§ **Exercise details**:
Show each line from the listing that includes the word "サビカワ".

[Data records]
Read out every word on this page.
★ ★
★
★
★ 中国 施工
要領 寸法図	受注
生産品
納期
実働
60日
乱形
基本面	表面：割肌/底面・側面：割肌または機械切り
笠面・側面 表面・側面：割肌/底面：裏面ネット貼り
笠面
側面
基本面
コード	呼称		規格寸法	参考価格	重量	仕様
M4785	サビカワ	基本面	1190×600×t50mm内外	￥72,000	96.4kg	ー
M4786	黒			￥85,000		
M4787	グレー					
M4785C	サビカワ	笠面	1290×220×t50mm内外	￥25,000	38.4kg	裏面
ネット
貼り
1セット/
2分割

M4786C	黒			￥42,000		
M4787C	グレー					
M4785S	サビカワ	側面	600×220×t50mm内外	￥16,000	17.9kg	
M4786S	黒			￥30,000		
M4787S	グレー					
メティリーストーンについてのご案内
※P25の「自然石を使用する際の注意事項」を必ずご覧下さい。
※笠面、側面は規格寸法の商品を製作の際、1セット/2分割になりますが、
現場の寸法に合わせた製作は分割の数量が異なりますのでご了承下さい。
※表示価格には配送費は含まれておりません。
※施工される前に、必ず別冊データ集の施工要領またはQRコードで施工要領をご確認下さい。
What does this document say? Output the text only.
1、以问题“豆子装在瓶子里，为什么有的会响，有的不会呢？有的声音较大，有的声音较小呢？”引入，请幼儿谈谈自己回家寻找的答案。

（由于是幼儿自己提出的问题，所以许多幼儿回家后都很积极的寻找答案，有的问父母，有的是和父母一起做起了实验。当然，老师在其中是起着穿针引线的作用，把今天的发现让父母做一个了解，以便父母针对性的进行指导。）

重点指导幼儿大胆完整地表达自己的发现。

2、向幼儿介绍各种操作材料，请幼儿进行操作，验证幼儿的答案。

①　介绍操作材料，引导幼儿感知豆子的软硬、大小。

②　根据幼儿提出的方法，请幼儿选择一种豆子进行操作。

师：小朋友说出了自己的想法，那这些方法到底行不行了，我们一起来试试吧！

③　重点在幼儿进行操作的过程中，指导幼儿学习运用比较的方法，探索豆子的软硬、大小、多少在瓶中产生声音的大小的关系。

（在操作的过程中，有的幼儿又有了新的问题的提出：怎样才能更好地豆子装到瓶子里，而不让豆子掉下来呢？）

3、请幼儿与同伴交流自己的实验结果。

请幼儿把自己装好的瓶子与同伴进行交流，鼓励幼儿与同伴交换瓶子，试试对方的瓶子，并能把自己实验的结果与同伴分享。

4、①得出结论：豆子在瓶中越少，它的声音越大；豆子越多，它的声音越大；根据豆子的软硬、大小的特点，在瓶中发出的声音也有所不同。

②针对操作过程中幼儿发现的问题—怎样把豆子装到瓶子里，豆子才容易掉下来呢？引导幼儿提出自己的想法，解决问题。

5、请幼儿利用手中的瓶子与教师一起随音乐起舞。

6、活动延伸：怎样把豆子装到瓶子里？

§ **Result of this task**:
M4785	サビカワ	基本面	1190×600×t50mm内外	￥72,000	96.4kg	ー
M4785C	サビカワ	笠面	1290×220×t50mm内外	￥25,000	38.4kg	裏面
M4785S	サビカワ	側面	600×220×t50mm内外	￥16,000	17.9kg	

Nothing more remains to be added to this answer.